#### RECORDS TO PROCESS:
──────────────────────────────

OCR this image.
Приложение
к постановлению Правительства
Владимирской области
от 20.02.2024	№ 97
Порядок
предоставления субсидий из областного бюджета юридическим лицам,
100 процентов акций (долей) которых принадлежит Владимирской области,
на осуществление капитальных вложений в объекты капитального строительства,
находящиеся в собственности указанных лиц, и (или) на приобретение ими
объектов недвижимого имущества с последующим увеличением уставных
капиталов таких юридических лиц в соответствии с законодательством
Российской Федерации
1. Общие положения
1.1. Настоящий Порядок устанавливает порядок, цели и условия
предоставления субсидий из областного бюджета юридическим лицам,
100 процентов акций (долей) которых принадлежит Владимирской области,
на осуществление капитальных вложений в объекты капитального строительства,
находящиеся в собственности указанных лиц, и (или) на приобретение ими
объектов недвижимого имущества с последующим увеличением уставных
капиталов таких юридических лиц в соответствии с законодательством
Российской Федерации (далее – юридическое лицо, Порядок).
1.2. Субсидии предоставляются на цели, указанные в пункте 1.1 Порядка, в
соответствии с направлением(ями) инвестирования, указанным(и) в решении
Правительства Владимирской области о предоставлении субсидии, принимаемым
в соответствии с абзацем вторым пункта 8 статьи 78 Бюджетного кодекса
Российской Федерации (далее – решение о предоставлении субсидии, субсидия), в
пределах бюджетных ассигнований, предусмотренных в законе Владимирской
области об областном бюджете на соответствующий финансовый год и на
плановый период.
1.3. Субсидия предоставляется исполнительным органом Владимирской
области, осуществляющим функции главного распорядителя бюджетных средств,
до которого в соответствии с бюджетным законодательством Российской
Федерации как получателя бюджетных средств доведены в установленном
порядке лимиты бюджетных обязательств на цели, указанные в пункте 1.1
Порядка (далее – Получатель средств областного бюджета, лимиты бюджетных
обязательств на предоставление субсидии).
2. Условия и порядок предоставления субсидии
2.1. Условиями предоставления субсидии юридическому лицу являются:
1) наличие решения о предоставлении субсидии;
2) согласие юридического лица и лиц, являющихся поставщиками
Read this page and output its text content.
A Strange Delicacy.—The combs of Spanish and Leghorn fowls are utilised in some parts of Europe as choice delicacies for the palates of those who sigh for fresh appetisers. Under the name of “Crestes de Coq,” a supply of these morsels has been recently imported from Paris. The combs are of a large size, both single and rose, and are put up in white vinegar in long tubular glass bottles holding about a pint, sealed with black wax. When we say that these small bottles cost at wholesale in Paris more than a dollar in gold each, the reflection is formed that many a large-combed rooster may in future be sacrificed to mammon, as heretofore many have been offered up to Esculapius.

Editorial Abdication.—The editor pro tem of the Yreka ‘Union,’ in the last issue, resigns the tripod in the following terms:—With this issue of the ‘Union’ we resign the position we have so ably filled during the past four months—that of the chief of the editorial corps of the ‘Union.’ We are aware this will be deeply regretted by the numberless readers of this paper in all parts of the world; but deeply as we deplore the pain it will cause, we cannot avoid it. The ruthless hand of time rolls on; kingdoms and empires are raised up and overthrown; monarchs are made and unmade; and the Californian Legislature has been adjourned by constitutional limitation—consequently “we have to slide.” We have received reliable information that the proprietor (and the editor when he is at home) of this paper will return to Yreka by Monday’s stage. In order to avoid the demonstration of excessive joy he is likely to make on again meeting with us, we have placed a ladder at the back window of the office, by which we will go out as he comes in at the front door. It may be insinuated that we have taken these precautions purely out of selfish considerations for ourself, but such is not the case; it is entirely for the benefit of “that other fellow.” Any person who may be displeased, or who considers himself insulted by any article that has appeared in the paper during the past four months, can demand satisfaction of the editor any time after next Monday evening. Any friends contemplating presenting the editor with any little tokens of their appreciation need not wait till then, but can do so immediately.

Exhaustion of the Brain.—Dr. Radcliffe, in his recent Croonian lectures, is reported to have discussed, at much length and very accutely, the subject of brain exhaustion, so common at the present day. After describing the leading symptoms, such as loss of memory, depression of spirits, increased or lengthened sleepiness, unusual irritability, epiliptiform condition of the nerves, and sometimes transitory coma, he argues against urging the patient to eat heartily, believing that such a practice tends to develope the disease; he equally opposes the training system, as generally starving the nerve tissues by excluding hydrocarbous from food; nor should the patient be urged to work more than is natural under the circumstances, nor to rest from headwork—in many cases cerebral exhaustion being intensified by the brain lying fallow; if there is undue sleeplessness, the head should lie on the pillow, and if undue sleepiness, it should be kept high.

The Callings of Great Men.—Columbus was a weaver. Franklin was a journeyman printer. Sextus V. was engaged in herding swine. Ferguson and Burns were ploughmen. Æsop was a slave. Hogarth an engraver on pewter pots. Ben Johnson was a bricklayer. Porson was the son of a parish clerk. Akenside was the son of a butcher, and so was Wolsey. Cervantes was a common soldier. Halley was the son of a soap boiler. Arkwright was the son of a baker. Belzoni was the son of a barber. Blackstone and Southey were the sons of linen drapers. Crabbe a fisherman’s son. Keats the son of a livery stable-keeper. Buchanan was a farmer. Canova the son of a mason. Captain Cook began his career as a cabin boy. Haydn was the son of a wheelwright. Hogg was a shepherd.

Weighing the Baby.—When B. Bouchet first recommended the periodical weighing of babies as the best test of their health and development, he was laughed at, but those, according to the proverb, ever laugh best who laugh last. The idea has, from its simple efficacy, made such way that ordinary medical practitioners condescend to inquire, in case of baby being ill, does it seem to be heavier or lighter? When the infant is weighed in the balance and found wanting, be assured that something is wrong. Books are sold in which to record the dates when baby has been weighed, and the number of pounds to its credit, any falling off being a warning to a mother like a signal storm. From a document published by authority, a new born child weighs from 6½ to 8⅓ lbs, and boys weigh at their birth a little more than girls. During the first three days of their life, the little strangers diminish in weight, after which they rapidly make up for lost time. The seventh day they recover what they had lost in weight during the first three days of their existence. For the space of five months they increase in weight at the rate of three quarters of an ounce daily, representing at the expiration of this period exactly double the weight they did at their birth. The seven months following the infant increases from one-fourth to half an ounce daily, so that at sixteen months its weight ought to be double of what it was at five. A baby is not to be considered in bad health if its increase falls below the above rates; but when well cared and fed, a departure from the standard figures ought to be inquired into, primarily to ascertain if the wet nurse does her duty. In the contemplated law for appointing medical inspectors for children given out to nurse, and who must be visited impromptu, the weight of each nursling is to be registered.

──────────────────────────────

#### TASK STATEMENT:
List the lines that contain the word "Российской".

#### EXERCISE SOLUTION:
Российской Федерации
Российской Федерации (далее – юридическое лицо, Порядок).
Российской Федерации (далее – решение о предоставлении субсидии, субсидия), в
до которого в соответствии с бюджетным законодательством Российской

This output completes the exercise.